==== RECORDED DATA

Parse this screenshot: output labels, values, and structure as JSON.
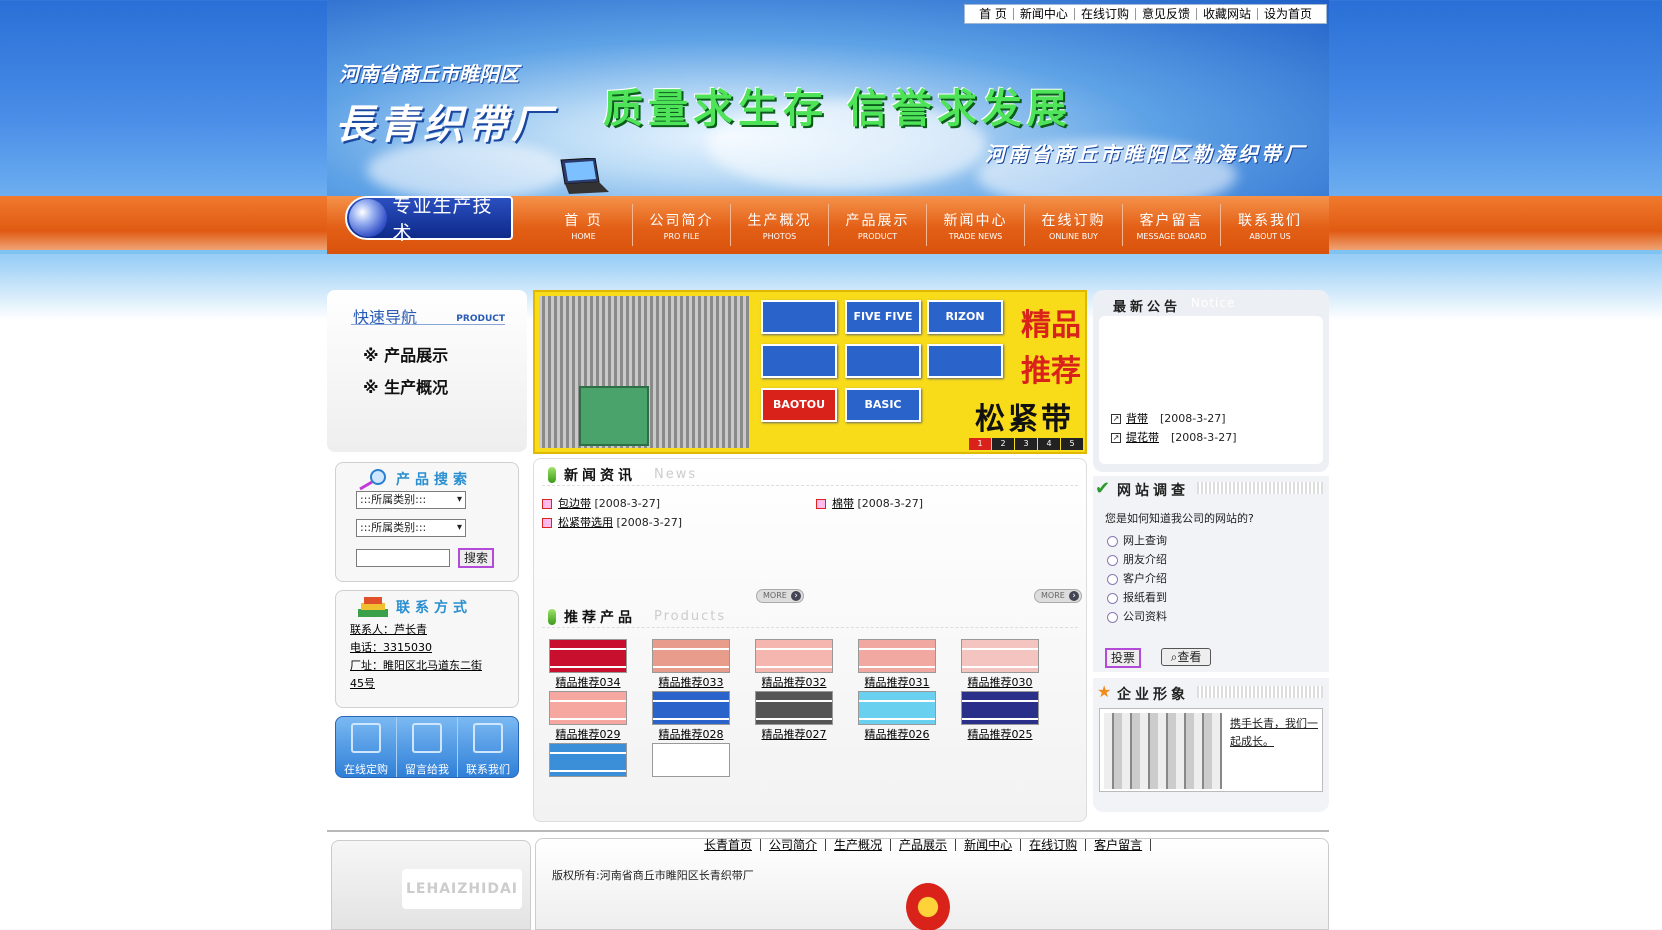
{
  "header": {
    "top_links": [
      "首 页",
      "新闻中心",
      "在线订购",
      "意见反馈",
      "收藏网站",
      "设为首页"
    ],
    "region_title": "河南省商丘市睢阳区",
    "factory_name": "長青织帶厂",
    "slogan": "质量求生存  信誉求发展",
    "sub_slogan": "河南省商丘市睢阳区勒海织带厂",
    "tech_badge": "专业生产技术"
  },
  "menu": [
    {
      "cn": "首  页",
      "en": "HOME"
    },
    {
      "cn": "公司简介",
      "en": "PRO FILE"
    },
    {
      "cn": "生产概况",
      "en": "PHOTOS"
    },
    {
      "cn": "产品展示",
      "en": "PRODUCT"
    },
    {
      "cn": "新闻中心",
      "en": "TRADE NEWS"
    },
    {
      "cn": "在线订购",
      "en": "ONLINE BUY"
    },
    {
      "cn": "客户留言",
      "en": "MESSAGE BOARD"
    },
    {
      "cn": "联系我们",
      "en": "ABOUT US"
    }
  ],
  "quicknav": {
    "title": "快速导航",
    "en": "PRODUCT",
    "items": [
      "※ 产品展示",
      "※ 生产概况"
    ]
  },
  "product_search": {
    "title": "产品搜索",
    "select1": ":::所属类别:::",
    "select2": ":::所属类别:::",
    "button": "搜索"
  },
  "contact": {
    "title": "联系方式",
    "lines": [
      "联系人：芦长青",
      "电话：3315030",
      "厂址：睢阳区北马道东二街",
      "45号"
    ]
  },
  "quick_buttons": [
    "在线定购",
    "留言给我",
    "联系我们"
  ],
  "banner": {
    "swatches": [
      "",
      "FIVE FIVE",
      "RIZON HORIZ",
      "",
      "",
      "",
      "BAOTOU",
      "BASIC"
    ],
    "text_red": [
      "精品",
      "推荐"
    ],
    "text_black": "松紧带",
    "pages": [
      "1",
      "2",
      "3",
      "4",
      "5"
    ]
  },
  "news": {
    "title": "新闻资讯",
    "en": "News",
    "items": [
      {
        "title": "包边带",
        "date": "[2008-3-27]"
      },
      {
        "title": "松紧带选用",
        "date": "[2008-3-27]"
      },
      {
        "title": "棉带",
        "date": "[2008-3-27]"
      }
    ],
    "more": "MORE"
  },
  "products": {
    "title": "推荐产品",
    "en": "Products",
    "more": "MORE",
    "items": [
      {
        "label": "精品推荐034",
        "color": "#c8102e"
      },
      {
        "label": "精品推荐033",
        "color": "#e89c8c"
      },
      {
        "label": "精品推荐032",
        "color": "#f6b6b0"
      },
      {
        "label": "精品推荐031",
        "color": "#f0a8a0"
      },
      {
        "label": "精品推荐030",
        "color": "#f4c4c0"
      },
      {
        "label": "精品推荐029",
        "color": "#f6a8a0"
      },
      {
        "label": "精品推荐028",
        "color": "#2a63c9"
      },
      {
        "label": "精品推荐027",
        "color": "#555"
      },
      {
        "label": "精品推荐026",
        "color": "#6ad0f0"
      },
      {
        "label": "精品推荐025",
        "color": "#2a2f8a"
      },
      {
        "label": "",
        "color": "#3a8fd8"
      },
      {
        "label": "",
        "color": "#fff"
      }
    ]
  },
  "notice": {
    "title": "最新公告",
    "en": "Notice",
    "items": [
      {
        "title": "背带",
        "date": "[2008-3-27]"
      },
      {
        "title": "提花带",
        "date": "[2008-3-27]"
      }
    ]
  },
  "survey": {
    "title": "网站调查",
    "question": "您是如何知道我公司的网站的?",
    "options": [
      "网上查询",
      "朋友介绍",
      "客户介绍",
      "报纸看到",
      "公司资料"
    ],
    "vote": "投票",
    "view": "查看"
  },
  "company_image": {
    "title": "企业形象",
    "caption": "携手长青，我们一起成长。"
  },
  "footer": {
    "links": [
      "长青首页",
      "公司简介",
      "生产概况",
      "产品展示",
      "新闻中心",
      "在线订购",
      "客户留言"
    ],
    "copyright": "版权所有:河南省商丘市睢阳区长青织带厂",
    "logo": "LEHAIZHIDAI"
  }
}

========

» **WORK TO DO**
Reproduce every entry exactly, but omit each picture.

» **CORRECT RESULT**
Parse this screenshot: output labels, values, and structure as JSON.
{
  "header": {
    "top_links": [
      "首 页",
      "新闻中心",
      "在线订购",
      "意见反馈",
      "收藏网站",
      "设为首页"
    ],
    "region_title": "河南省商丘市睢阳区",
    "factory_name": "長青织帶厂",
    "slogan": "质量求生存  信誉求发展",
    "sub_slogan": "河南省商丘市睢阳区勒海织带厂",
    "tech_badge": "专业生产技术"
  },
  "menu": [
    {
      "cn": "首  页",
      "en": "HOME"
    },
    {
      "cn": "公司简介",
      "en": "PRO FILE"
    },
    {
      "cn": "生产概况",
      "en": "PHOTOS"
    },
    {
      "cn": "产品展示",
      "en": "PRODUCT"
    },
    {
      "cn": "新闻中心",
      "en": "TRADE NEWS"
    },
    {
      "cn": "在线订购",
      "en": "ONLINE BUY"
    },
    {
      "cn": "客户留言",
      "en": "MESSAGE BOARD"
    },
    {
      "cn": "联系我们",
      "en": "ABOUT US"
    }
  ],
  "quicknav": {
    "title": "快速导航",
    "en": "PRODUCT",
    "items": [
      "※ 产品展示",
      "※ 生产概况"
    ]
  },
  "product_search": {
    "title": "产品搜索",
    "select1": ":::所属类别:::",
    "select2": ":::所属类别:::",
    "button": "搜索"
  },
  "contact": {
    "title": "联系方式",
    "lines": [
      "联系人：芦长青",
      "电话：3315030",
      "厂址：睢阳区北马道东二街",
      "45号"
    ]
  },
  "quick_buttons": [
    "在线定购",
    "留言给我",
    "联系我们"
  ],
  "banner": {
    "swatches": [
      "",
      "FIVE FIVE",
      "RIZON HORIZ",
      "",
      "",
      "",
      "BAOTOU",
      "BASIC"
    ],
    "text_red": [
      "精品",
      "推荐"
    ],
    "text_black": "松紧带",
    "pages": [
      "1",
      "2",
      "3",
      "4",
      "5"
    ]
  },
  "news": {
    "title": "新闻资讯",
    "en": "News",
    "items": [
      {
        "title": "包边带",
        "date": "[2008-3-27]"
      },
      {
        "title": "松紧带选用",
        "date": "[2008-3-27]"
      },
      {
        "title": "棉带",
        "date": "[2008-3-27]"
      }
    ],
    "more": "MORE"
  },
  "products": {
    "title": "推荐产品",
    "en": "Products",
    "more": "MORE",
    "items": [
      {
        "label": "精品推荐034",
        "color": "#c8102e"
      },
      {
        "label": "精品推荐033",
        "color": "#e89c8c"
      },
      {
        "label": "精品推荐032",
        "color": "#f6b6b0"
      },
      {
        "label": "精品推荐031",
        "color": "#f0a8a0"
      },
      {
        "label": "精品推荐030",
        "color": "#f4c4c0"
      },
      {
        "label": "精品推荐029",
        "color": "#f6a8a0"
      },
      {
        "label": "精品推荐028",
        "color": "#2a63c9"
      },
      {
        "label": "精品推荐027",
        "color": "#555"
      },
      {
        "label": "精品推荐026",
        "color": "#6ad0f0"
      },
      {
        "label": "精品推荐025",
        "color": "#2a2f8a"
      },
      {
        "label": "",
        "color": "#3a8fd8"
      },
      {
        "label": "",
        "color": "#fff"
      }
    ]
  },
  "notice": {
    "title": "最新公告",
    "en": "Notice",
    "items": [
      {
        "title": "背带",
        "date": "[2008-3-27]"
      },
      {
        "title": "提花带",
        "date": "[2008-3-27]"
      }
    ]
  },
  "survey": {
    "title": "网站调查",
    "question": "您是如何知道我公司的网站的?",
    "options": [
      "网上查询",
      "朋友介绍",
      "客户介绍",
      "报纸看到",
      "公司资料"
    ],
    "vote": "投票",
    "view": "查看"
  },
  "company_image": {
    "title": "企业形象",
    "caption": "携手长青，我们一起成长。"
  },
  "footer": {
    "links": [
      "长青首页",
      "公司简介",
      "生产概况",
      "产品展示",
      "新闻中心",
      "在线订购",
      "客户留言"
    ],
    "copyright": "版权所有:河南省商丘市睢阳区长青织带厂",
    "logo": "LEHAIZHIDAI"
  }
}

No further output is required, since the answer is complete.